(Stored items)
* * * *

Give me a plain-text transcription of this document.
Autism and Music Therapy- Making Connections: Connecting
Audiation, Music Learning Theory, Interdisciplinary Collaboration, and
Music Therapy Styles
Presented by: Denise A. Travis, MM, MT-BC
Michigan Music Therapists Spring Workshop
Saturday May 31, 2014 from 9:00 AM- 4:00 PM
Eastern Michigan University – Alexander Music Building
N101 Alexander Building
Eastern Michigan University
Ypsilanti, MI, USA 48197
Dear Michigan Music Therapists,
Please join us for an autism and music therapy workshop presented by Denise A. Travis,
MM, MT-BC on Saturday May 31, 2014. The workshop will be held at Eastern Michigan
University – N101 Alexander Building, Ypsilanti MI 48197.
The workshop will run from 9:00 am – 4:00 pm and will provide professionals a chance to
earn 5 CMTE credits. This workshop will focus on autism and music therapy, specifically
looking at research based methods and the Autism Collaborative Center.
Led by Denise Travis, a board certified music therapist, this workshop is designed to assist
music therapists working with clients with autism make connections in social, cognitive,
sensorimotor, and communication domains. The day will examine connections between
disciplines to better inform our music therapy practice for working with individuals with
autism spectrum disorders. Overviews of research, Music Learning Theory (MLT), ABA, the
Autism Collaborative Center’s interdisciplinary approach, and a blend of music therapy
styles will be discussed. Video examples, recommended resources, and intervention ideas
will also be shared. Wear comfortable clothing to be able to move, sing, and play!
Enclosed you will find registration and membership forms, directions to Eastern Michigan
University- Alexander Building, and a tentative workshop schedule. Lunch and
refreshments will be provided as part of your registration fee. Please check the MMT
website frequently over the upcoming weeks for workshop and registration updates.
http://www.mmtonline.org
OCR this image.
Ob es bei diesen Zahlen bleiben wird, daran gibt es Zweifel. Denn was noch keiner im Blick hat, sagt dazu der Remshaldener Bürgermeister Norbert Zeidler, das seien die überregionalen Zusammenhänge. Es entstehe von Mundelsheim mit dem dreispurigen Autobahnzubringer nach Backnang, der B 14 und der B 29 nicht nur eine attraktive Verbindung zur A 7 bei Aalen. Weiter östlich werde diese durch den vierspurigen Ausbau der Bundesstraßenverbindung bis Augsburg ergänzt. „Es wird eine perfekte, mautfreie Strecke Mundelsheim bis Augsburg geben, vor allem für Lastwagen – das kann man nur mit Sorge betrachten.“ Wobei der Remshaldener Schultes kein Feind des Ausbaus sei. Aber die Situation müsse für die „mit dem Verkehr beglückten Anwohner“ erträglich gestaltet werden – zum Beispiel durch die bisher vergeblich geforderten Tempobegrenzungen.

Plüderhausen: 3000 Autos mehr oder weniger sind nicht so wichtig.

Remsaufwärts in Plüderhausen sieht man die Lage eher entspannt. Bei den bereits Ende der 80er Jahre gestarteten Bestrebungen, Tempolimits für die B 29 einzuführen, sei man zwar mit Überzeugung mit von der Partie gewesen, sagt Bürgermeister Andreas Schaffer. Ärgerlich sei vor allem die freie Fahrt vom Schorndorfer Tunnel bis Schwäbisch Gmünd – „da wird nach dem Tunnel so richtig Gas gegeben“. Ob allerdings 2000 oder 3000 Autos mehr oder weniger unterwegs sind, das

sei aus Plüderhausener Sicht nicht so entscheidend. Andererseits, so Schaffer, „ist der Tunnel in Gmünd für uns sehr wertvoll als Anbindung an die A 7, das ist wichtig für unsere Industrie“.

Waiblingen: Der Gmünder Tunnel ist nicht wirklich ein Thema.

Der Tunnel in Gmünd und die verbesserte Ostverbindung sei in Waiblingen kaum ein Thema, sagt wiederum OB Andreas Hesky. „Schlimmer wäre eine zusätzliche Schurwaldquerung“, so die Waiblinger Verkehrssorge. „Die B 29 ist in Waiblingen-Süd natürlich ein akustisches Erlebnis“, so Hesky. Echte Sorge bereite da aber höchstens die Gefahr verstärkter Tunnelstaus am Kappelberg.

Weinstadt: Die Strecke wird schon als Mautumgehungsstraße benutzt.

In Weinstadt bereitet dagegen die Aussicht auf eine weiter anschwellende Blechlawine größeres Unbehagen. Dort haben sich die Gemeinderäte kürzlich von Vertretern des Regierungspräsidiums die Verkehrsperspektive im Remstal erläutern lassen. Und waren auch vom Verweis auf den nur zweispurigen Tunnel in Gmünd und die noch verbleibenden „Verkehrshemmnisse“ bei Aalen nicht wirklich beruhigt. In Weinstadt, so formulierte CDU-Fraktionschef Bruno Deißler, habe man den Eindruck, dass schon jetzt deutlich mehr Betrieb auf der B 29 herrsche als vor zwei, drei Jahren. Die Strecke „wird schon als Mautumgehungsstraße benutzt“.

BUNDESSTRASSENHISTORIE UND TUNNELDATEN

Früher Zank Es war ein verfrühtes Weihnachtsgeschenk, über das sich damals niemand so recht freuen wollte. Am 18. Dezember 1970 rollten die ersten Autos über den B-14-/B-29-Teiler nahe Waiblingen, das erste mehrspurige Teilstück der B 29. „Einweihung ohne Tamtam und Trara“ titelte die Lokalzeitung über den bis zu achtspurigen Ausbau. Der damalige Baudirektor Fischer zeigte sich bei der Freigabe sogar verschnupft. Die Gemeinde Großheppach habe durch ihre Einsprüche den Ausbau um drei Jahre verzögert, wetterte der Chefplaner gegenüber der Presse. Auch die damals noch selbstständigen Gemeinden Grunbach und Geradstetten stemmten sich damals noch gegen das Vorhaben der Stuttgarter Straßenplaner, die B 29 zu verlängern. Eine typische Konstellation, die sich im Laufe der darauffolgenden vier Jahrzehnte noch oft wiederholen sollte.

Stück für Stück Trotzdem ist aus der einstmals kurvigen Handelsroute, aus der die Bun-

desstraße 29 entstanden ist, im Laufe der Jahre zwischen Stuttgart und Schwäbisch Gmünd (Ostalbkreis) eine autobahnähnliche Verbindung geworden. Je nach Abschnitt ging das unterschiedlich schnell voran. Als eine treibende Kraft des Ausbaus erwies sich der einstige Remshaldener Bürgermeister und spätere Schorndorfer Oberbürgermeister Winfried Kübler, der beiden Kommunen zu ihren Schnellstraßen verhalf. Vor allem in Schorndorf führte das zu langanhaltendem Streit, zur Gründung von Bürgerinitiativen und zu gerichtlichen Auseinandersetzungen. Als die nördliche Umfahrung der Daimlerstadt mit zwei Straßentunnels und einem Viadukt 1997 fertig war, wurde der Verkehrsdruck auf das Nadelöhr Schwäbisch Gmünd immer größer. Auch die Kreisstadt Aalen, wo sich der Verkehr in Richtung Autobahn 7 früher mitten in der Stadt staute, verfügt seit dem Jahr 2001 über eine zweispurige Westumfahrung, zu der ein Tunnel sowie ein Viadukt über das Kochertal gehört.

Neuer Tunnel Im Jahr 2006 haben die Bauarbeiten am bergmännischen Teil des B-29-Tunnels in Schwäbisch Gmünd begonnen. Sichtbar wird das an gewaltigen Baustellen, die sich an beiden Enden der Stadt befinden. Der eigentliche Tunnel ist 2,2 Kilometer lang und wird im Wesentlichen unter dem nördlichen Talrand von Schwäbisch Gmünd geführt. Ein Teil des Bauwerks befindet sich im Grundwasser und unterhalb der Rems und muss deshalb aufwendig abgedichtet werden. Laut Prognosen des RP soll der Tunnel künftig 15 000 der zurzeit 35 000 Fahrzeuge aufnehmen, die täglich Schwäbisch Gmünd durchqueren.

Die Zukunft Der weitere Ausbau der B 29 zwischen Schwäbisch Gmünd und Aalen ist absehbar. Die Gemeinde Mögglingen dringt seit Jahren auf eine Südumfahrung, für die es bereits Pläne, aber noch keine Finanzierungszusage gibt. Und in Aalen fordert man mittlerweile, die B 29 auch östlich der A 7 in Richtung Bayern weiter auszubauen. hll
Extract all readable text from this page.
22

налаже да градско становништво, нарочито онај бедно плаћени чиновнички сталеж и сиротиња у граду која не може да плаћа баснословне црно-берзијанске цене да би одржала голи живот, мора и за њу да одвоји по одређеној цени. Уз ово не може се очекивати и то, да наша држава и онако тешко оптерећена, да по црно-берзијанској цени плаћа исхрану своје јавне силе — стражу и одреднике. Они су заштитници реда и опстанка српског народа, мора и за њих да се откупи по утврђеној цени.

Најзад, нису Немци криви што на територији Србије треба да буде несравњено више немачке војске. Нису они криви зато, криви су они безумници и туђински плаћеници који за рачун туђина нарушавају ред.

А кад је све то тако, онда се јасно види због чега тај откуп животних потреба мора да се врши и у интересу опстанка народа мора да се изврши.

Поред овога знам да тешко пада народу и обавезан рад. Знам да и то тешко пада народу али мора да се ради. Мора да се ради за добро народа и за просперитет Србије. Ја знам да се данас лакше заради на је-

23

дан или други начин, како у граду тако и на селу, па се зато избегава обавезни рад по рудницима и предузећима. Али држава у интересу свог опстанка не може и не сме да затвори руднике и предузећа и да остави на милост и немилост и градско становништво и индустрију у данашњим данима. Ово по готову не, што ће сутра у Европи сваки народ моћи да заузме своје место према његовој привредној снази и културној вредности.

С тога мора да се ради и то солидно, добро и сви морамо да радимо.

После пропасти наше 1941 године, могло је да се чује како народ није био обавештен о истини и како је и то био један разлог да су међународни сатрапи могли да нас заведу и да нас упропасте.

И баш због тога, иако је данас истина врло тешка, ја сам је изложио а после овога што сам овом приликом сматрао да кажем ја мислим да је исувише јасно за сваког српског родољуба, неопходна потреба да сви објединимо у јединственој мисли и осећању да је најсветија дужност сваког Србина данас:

* * * *

_Do this_: List all lines above in which the string "градско" appears.

_Result of the task_:
налаже да градско становништво, нарочито онај бедно плаћени чиновнички сталеж и сиротиња у граду која не може да плаћа баснословне црно-берзијанске цене да би одржала голи живот, мора и за њу да одвоји по одређеној цени. Уз ово не може се очекивати и то, да наша држава и онако тешко оптерећена, да по црно-берзијанској цени плаћа исхрану своје јавне силе — стражу и одреднике. Они су заштитници реда и опстанка српског народа, мора и за њих да се откупи по утврђеној цени.
дан или други начин, како у граду тако и на селу, па се зато избегава обавезни рад по рудницима и предузећима. Али држава у интересу свог опстанка не може и не сме да затвори руднике и предузећа и да остави на милост и немилост и градско становништво и индустрију у данашњим данима. Ово по готову не, што ће сутра у Европи сваки народ моћи да заузме своје место према његовој привредној снази и културној вредности.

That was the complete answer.